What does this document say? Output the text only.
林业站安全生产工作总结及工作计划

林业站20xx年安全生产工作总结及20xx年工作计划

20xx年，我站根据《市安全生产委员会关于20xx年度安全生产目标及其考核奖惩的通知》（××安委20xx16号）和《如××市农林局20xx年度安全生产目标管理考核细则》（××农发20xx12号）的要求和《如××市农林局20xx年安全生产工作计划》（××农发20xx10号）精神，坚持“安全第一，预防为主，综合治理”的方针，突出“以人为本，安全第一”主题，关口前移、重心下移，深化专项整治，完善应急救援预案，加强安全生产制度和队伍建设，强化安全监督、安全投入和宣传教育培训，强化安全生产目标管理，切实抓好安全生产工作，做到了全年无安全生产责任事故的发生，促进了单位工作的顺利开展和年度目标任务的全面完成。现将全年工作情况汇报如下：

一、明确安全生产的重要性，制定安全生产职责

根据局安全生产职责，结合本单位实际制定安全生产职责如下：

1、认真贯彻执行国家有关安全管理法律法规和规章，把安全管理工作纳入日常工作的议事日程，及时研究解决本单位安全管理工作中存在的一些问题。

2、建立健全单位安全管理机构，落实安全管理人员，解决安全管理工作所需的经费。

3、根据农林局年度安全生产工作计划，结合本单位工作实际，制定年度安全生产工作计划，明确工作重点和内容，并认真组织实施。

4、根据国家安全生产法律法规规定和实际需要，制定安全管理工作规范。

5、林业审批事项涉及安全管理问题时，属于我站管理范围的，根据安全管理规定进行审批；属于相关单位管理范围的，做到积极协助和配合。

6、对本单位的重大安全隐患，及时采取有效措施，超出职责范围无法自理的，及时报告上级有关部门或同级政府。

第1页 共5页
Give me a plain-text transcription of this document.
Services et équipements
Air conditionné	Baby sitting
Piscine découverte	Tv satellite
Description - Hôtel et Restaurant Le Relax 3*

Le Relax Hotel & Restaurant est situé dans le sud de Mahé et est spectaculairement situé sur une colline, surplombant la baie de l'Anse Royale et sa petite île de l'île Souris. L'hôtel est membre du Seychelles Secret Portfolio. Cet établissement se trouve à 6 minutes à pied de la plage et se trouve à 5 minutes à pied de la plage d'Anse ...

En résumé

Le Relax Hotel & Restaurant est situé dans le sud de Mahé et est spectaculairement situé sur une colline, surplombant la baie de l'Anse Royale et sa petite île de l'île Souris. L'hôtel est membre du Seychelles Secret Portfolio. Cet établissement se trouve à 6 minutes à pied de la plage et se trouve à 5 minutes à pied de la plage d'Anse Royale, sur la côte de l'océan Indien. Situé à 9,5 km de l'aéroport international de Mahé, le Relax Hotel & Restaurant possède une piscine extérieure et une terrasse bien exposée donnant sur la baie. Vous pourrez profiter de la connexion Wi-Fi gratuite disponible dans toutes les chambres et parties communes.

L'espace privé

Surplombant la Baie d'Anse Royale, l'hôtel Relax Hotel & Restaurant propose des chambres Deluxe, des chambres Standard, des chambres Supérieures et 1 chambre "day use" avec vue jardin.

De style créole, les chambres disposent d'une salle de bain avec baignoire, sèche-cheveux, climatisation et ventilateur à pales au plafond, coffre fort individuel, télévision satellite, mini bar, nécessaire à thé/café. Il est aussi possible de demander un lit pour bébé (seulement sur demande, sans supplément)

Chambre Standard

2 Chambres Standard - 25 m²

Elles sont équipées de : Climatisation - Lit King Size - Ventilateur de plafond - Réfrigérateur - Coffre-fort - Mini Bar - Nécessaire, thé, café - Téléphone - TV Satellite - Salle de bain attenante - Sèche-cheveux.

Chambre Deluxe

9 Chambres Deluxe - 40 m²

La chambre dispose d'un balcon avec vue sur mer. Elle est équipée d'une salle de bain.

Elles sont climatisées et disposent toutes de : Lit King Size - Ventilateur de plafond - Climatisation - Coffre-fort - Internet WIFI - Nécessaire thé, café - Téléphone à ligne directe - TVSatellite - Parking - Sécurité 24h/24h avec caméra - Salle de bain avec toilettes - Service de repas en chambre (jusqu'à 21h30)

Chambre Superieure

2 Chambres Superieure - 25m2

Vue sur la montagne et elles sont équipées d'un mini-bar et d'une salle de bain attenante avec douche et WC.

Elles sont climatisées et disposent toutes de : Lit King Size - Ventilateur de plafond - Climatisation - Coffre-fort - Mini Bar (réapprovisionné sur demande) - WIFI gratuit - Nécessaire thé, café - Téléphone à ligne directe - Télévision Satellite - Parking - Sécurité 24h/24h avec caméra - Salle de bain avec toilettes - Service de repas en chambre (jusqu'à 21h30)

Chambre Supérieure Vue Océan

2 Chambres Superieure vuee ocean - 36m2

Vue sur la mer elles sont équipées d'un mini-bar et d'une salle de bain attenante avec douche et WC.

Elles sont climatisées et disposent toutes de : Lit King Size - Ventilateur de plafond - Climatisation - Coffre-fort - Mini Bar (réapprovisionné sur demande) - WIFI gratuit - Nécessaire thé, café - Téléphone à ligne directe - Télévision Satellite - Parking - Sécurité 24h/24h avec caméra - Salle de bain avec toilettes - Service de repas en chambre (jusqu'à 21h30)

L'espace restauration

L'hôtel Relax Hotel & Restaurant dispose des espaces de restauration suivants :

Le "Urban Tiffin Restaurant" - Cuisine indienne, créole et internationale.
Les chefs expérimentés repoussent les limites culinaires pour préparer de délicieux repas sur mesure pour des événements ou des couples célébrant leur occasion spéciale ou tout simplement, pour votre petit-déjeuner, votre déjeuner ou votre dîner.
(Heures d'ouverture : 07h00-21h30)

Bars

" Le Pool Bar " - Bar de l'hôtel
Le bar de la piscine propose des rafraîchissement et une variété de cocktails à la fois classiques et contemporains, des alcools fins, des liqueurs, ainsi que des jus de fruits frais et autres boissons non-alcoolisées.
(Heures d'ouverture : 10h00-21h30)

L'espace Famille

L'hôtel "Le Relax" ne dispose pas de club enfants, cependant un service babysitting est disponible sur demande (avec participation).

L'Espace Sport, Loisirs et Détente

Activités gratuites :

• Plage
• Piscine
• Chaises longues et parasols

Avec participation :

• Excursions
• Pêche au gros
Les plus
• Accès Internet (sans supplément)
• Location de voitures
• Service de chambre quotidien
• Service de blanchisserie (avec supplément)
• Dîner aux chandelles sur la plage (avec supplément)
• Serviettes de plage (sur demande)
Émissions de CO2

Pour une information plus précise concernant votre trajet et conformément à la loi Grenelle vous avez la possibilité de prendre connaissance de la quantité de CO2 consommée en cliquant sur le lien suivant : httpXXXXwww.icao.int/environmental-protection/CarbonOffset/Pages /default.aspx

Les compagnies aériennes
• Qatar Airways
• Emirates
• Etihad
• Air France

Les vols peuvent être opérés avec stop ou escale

* * * * * * * * *

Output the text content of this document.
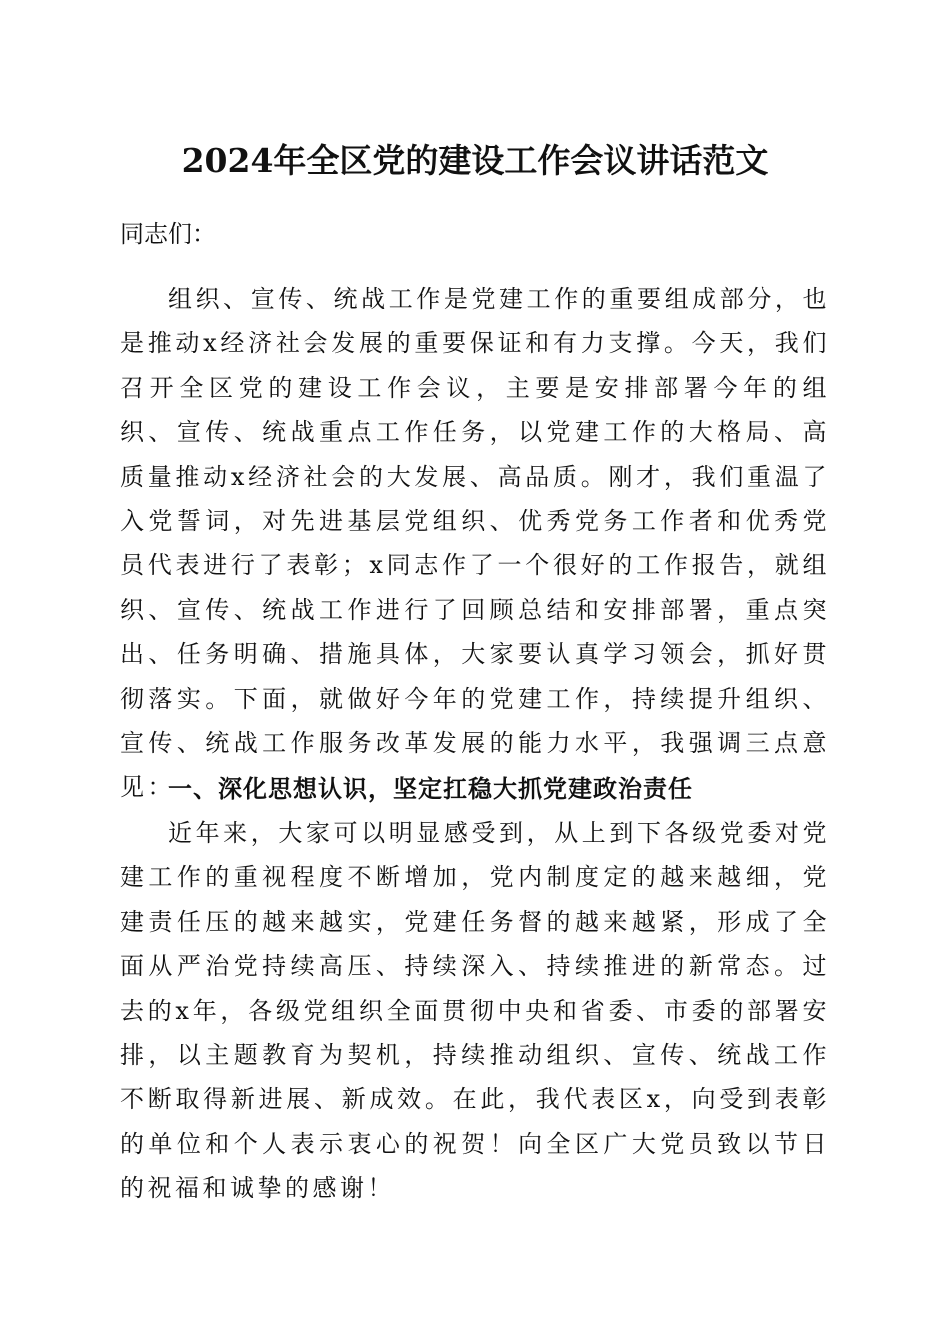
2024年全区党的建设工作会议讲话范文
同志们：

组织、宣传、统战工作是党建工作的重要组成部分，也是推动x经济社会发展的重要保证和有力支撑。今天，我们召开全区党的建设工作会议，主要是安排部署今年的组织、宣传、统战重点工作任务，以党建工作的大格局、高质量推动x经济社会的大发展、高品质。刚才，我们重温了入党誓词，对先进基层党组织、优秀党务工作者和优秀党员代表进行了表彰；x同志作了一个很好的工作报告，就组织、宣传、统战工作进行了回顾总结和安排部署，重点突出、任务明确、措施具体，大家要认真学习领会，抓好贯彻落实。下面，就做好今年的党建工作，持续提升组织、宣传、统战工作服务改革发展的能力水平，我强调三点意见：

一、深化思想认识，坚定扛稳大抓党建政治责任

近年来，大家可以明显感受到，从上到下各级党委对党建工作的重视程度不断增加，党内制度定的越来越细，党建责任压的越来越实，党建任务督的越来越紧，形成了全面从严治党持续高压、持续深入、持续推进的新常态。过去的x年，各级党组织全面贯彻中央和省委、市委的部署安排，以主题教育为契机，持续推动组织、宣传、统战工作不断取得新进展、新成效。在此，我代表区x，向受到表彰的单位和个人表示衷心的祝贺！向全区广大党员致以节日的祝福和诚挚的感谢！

* * * * * * * * *

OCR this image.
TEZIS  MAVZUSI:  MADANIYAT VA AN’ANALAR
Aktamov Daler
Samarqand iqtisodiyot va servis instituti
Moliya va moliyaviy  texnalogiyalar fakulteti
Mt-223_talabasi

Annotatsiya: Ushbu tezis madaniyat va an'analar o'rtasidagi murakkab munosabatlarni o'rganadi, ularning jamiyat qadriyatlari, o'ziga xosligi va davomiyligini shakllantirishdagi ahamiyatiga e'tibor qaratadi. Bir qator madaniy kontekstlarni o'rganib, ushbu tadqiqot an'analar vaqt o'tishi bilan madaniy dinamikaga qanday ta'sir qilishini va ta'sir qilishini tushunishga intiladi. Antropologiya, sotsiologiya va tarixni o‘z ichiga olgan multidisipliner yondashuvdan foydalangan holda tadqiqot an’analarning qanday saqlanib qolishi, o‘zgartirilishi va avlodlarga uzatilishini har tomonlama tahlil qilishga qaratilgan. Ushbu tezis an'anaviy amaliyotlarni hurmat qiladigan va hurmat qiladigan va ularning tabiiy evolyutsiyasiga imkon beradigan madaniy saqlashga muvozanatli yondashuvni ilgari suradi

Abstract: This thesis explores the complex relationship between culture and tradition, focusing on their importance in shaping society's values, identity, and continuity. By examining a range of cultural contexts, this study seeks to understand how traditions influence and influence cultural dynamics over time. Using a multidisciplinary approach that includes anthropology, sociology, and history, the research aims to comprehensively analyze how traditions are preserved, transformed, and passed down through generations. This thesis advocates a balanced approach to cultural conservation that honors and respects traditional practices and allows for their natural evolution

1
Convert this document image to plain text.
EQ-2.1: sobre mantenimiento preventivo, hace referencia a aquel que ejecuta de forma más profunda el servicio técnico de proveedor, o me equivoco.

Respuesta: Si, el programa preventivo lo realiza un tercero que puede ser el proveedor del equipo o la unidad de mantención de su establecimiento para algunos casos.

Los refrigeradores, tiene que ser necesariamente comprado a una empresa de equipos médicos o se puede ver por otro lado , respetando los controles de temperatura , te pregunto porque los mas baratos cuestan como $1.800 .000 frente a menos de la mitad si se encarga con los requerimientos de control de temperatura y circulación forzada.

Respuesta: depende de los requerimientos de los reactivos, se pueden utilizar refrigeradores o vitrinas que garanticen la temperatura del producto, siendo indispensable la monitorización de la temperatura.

* * * * * * * * *

Copy down every line of the material above that includes the string "ouverture".

(Heures d'ouverture : 07h00-21h30)
(Heures d'ouverture : 10h00-21h30)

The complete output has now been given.